Obamacare Privacy Worries Disclosed By State Attorneys General

Robert Jonathan

Obamacare privacy protections -- or lack thereof -- are a serious issue for 13 state attorneys general who believe that personal health information is at risk.

They have voiced grave concerns about possible fraud associated with the new healthcare exchanges that are supposedly going to be up and running by October 1.

As we reported previously, California's insurance commissioner described his state healthcare exchange as a potential "real disaster" in terms of identity theft and other related crimes.

The US Health and Human Services Department apparently won't require criminal background or fingerprint checks and has cut back on training requirements for the so-called navigators who help consumers sign up for Affordable Care Act coverage. With that in mind, the AGs are calling upon the federal government to implement far more stringent privacy safeguards.

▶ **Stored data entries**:
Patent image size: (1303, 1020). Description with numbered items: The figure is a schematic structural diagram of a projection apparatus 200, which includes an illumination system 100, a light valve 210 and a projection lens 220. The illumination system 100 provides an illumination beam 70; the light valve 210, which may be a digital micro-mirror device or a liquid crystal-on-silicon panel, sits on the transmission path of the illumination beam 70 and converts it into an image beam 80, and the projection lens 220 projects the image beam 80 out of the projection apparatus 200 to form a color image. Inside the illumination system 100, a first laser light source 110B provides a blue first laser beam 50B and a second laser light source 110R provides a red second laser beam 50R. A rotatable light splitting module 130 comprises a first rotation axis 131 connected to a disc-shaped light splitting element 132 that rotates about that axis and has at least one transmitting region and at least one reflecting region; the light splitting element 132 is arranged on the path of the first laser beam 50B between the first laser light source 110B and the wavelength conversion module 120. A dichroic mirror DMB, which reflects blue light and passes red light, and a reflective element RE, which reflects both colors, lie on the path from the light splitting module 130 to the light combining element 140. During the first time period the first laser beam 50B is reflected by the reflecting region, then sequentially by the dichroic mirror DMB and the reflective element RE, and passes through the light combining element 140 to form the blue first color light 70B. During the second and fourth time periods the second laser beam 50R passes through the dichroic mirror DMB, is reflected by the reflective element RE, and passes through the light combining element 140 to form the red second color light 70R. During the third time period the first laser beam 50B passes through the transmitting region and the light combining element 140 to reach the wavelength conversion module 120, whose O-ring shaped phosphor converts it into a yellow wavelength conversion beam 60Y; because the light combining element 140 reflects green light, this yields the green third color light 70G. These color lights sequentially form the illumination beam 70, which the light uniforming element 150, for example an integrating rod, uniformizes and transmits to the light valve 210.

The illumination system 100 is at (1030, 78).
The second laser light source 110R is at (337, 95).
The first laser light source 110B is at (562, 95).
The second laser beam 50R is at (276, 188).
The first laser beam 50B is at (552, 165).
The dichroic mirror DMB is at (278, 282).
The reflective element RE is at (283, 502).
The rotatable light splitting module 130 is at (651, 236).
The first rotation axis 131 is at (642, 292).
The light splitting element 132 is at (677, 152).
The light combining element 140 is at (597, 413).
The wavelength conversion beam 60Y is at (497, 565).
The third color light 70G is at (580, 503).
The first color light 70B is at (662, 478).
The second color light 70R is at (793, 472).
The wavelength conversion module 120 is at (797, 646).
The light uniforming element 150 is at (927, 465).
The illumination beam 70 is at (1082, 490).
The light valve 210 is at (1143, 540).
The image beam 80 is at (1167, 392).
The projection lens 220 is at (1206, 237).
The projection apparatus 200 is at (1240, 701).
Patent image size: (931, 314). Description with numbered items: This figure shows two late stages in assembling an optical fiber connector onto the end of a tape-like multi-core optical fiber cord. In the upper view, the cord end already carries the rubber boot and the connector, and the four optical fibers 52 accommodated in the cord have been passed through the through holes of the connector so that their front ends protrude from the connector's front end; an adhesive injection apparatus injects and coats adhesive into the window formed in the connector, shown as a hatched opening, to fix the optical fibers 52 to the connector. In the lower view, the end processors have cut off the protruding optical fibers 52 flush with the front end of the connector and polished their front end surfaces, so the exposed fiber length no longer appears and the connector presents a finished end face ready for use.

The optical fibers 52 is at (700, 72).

▶ **Exercise prompt**: In the article on Obamacare privacy worries, how many state attorneys general believe personal health information is at risk?

▶ **Your response**: Thirteen.